[Annotated region listings]
——

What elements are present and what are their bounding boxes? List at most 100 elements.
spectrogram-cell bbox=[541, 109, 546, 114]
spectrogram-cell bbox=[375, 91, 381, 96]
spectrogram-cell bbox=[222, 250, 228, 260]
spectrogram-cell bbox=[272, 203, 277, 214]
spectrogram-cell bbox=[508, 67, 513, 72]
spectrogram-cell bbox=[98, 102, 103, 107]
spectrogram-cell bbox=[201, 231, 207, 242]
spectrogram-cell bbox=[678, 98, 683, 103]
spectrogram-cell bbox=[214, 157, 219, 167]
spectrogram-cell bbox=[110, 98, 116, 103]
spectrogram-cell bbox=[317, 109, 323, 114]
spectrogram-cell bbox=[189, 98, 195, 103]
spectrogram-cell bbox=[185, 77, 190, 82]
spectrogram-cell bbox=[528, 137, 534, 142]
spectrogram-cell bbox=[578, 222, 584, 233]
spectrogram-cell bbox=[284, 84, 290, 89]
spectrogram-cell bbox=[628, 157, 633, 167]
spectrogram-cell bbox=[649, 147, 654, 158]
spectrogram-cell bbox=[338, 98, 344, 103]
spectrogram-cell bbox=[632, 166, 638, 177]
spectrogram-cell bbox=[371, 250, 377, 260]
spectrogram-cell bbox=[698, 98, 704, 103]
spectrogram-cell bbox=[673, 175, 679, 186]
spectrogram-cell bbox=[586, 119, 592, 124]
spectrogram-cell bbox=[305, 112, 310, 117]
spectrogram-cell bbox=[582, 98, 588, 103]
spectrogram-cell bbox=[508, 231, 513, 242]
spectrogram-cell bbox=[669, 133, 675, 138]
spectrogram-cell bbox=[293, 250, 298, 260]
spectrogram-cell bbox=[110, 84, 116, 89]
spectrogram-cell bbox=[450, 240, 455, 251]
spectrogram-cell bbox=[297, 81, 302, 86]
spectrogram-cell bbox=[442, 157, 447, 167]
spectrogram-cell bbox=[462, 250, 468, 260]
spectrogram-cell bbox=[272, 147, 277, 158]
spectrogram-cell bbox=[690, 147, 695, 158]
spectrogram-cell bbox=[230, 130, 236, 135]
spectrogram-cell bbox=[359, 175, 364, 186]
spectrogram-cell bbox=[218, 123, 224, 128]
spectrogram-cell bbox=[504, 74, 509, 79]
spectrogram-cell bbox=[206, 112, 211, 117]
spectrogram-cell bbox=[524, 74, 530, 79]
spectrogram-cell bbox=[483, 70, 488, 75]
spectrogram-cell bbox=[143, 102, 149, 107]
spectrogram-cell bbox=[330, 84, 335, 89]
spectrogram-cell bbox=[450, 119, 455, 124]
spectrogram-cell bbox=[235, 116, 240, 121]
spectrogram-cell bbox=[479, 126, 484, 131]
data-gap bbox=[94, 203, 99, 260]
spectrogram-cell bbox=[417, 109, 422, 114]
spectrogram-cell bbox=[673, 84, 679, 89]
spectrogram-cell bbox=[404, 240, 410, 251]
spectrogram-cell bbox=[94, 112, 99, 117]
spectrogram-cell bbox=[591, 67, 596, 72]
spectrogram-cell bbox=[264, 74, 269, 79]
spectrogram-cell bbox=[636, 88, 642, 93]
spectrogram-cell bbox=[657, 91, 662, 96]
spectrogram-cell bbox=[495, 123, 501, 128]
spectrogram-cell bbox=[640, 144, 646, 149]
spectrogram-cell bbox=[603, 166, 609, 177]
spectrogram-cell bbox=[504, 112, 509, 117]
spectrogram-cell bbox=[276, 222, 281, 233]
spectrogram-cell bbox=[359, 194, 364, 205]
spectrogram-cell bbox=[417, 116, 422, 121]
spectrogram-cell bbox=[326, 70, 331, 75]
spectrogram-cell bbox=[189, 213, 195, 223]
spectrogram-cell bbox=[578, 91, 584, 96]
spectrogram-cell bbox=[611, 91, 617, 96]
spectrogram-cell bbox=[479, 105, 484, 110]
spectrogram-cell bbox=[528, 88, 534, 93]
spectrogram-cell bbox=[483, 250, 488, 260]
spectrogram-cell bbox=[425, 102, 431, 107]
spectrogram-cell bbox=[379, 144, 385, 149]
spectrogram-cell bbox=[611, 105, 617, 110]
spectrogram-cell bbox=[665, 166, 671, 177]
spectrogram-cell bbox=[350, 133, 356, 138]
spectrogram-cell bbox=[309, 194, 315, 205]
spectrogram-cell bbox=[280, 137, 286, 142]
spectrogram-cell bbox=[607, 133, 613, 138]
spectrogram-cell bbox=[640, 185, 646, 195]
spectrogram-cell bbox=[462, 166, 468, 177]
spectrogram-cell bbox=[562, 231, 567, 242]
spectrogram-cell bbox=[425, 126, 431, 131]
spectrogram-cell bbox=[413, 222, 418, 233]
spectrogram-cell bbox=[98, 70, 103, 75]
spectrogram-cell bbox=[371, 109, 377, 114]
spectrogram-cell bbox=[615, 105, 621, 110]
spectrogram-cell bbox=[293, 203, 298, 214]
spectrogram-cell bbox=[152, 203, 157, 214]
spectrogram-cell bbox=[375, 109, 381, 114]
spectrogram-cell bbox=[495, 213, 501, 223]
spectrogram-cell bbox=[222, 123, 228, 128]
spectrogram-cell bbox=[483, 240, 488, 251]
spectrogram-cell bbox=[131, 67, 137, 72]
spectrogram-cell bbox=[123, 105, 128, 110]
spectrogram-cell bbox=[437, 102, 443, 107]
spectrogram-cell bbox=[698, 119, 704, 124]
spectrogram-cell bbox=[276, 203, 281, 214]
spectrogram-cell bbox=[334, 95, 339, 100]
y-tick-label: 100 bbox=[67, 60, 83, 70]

——

• YOUR INSTRUCTIONS: Copy the rows above word for word, from the very first line through the line that contains "spectrogram-cell bbox=[371, 250, 377, 260]", with both ends included.

• THE OUTPUT:
What elements are present and what are their bounding boxes? List at most 100 elements.
spectrogram-cell bbox=[541, 109, 546, 114]
spectrogram-cell bbox=[375, 91, 381, 96]
spectrogram-cell bbox=[222, 250, 228, 260]
spectrogram-cell bbox=[272, 203, 277, 214]
spectrogram-cell bbox=[508, 67, 513, 72]
spectrogram-cell bbox=[98, 102, 103, 107]
spectrogram-cell bbox=[201, 231, 207, 242]
spectrogram-cell bbox=[678, 98, 683, 103]
spectrogram-cell bbox=[214, 157, 219, 167]
spectrogram-cell bbox=[110, 98, 116, 103]
spectrogram-cell bbox=[317, 109, 323, 114]
spectrogram-cell bbox=[189, 98, 195, 103]
spectrogram-cell bbox=[185, 77, 190, 82]
spectrogram-cell bbox=[528, 137, 534, 142]
spectrogram-cell bbox=[578, 222, 584, 233]
spectrogram-cell bbox=[284, 84, 290, 89]
spectrogram-cell bbox=[628, 157, 633, 167]
spectrogram-cell bbox=[649, 147, 654, 158]
spectrogram-cell bbox=[338, 98, 344, 103]
spectrogram-cell bbox=[632, 166, 638, 177]
spectrogram-cell bbox=[371, 250, 377, 260]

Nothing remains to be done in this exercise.